The task> Copy every line that contains the string "settings" from the entries below.

Given records>

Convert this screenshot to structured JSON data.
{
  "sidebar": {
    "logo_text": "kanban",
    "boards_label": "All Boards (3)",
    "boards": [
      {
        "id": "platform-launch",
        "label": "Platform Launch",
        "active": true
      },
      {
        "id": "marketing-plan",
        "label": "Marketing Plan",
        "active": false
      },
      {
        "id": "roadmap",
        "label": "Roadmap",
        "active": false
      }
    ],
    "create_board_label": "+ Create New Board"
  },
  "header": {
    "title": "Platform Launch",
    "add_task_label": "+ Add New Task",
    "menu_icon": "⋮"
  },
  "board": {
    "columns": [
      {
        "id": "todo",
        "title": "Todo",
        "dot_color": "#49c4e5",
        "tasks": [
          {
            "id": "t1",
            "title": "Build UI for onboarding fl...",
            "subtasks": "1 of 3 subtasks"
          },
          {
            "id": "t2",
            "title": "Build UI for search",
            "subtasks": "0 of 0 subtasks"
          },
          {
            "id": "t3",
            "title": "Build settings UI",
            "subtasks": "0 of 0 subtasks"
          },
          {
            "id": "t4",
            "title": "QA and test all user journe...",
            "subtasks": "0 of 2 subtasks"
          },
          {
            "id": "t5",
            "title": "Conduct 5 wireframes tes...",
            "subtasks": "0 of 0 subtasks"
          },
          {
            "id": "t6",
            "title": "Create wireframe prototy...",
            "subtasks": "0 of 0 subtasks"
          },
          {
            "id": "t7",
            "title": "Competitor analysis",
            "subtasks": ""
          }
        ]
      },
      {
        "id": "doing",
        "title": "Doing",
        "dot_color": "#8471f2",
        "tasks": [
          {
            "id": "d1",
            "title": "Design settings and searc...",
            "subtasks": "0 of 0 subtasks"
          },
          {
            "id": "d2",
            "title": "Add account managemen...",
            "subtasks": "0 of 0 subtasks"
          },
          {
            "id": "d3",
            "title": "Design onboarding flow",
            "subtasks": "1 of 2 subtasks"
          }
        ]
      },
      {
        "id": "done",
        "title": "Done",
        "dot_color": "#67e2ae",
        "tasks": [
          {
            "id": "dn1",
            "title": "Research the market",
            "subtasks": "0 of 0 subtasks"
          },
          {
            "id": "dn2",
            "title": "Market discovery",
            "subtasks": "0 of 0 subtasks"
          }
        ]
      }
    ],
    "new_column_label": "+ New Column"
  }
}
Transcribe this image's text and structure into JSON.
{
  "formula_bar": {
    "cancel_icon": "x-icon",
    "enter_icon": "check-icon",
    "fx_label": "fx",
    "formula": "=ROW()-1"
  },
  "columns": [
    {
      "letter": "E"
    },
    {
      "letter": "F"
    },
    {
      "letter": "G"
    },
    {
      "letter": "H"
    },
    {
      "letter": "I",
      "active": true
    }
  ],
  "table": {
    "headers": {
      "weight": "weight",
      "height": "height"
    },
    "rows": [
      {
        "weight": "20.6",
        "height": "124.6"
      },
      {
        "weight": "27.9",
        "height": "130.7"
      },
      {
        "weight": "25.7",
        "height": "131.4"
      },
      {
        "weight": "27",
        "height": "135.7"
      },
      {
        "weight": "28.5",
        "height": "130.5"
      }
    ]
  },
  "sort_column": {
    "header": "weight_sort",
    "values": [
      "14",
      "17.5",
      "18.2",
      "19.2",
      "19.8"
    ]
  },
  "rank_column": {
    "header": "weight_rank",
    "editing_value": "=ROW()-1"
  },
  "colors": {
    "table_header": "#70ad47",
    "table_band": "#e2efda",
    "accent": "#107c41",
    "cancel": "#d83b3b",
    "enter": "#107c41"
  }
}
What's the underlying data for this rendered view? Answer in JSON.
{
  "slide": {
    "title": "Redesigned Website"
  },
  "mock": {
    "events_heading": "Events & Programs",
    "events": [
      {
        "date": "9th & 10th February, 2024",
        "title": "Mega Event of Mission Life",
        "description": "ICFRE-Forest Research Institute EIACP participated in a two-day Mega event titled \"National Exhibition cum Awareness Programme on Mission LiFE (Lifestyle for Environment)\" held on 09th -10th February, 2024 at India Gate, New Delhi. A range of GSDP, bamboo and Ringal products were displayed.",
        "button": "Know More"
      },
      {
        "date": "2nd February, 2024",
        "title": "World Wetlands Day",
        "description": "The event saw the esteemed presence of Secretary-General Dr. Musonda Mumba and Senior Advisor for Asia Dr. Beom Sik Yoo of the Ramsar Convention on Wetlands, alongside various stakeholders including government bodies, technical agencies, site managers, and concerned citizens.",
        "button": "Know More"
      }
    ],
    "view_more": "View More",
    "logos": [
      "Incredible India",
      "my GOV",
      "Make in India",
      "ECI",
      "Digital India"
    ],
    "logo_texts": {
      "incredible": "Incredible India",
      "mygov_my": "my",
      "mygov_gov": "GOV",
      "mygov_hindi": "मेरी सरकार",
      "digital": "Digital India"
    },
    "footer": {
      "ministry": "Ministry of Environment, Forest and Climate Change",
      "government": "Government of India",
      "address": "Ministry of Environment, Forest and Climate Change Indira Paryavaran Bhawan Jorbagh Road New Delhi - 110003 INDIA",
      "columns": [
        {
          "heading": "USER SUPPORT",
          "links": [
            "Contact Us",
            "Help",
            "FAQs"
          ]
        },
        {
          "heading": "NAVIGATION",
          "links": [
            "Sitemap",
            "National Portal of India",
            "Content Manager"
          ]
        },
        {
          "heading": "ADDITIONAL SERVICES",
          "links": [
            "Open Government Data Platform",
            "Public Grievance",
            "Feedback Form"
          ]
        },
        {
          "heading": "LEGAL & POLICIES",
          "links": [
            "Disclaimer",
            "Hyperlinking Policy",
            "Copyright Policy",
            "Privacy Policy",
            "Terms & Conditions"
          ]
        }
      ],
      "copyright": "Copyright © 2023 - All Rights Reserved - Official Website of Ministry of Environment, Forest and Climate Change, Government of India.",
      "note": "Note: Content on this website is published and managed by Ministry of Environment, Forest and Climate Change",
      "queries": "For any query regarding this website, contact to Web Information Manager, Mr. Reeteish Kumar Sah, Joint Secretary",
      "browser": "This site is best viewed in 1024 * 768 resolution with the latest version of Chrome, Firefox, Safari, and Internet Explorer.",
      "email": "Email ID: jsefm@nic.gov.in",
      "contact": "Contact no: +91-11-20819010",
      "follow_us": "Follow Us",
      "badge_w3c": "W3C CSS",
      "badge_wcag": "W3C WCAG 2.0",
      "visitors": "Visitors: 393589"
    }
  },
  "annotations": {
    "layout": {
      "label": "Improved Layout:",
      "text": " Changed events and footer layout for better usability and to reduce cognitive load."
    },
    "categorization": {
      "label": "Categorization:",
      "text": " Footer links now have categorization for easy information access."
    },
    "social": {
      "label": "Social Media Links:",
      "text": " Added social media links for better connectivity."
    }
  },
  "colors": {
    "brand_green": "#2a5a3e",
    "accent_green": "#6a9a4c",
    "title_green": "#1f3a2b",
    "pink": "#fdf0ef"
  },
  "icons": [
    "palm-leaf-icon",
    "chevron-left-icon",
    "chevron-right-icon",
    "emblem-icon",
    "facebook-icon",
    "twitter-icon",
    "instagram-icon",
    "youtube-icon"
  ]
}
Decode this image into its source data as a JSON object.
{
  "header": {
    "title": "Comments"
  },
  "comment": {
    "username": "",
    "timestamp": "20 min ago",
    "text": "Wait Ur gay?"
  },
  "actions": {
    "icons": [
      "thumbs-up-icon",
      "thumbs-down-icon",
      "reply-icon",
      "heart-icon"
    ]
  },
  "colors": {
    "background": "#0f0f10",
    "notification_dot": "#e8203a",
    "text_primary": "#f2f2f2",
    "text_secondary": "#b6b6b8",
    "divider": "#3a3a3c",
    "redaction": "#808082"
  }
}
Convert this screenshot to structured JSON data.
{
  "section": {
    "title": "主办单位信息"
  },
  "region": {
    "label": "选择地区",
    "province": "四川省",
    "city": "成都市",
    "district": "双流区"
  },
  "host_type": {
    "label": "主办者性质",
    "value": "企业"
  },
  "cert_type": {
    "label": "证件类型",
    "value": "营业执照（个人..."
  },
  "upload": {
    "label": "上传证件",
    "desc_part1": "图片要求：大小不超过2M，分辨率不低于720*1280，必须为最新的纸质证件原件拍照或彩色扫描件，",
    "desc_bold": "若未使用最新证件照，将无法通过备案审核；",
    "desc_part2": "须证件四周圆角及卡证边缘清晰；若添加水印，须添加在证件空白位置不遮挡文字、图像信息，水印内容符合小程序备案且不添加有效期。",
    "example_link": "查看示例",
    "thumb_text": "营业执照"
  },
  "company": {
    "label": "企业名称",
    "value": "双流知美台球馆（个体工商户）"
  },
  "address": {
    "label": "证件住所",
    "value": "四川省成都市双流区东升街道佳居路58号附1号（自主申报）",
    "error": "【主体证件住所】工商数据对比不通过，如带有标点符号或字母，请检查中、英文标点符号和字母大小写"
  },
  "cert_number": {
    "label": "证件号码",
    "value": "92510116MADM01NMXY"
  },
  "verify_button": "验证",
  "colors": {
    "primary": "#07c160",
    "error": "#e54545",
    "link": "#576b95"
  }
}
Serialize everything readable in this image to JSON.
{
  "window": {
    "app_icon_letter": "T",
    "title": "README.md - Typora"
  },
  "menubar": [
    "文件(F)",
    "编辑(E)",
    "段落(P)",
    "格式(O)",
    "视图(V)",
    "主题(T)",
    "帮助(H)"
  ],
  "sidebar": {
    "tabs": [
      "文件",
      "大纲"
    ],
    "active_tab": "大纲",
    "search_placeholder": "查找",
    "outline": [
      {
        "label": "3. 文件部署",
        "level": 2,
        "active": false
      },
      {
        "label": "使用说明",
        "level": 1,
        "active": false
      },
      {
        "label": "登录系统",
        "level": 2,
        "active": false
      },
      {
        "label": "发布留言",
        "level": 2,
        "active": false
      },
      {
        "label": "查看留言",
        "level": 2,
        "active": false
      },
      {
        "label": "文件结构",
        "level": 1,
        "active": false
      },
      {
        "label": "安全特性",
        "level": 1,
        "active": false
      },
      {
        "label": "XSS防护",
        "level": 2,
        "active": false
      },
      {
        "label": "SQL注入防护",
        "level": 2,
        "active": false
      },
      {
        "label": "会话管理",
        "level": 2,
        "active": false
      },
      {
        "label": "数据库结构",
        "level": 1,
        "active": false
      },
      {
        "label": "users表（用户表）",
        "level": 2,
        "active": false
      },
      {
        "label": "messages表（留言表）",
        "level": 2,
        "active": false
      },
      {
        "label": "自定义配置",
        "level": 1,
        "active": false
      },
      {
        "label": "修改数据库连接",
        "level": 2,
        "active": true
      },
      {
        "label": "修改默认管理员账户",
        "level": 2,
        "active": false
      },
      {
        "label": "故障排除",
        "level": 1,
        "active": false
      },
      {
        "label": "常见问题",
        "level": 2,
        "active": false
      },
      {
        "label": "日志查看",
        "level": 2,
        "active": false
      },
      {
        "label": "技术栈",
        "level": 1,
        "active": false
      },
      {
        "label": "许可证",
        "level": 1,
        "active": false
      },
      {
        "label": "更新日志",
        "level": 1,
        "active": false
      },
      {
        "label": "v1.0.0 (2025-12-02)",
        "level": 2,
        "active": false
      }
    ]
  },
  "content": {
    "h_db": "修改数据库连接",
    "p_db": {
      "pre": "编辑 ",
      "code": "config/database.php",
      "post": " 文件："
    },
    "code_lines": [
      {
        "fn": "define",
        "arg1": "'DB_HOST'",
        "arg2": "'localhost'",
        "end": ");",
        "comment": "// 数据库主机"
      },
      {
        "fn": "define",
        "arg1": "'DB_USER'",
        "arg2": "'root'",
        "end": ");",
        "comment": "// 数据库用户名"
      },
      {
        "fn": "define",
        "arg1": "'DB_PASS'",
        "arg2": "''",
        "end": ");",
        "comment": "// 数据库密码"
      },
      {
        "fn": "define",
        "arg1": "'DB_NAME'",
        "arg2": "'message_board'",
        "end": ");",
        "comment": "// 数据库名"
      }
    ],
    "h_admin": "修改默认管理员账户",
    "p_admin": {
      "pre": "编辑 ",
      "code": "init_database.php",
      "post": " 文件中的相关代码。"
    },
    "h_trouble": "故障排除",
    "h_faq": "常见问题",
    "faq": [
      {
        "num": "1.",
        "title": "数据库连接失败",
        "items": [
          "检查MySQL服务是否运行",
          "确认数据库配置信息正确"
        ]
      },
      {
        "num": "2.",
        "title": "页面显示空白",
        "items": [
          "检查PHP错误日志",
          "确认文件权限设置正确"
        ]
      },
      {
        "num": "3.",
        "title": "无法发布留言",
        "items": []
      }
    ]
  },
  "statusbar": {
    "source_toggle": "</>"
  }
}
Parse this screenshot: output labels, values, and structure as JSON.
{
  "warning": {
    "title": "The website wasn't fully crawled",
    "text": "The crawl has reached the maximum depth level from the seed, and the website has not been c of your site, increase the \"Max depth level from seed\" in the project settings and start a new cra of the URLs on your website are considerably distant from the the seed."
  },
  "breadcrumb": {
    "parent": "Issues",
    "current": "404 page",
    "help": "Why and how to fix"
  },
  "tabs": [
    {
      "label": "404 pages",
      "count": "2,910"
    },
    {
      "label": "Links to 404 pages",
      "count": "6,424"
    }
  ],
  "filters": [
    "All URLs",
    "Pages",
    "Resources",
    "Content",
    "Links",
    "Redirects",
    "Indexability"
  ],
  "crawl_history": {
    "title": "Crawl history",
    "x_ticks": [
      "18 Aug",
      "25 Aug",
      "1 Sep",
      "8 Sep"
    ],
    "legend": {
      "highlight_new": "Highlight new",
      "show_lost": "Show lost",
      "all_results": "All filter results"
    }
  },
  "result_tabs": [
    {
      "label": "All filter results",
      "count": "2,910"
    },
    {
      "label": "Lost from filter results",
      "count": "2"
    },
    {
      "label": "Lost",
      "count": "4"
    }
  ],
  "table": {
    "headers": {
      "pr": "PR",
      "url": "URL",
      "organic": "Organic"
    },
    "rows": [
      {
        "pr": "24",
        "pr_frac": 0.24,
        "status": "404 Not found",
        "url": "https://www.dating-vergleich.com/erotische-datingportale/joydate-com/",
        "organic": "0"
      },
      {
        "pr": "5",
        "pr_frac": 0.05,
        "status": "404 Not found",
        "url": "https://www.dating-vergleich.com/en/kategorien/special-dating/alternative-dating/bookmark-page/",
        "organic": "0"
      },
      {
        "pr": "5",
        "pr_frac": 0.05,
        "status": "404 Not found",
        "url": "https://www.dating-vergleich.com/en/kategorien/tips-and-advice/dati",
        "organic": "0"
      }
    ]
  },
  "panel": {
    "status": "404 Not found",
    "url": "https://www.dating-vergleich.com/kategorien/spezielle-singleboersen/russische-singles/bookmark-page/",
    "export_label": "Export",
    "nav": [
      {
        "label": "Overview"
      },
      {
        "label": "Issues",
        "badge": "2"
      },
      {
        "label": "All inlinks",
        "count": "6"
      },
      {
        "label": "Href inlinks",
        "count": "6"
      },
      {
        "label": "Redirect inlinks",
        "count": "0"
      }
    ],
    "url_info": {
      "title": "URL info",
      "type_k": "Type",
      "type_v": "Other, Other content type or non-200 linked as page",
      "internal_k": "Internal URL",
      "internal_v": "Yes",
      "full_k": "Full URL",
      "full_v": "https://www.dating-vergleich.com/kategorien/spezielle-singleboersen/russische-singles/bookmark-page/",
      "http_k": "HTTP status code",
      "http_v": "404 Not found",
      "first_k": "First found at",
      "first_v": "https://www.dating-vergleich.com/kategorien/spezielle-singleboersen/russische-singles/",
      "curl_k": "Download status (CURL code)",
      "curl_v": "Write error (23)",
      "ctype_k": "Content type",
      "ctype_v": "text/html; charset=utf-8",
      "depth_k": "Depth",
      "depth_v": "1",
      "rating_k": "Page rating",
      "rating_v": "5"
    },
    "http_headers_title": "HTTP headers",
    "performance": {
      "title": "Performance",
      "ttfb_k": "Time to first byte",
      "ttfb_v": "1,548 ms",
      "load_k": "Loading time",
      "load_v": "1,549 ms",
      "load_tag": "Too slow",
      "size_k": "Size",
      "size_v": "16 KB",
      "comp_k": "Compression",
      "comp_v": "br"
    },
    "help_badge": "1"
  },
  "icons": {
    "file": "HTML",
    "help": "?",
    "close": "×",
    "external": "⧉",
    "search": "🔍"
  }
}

Full answer>
            "title": "Build settings UI",
            "title": "Design settings and searc...",
    "text": "The crawl has reached the maximum depth level from the seed, and the website has not been c of your site, increase the \"Max depth level from seed\" in the project settings and start a new cra of the URLs on your website are considerably distant from the the seed."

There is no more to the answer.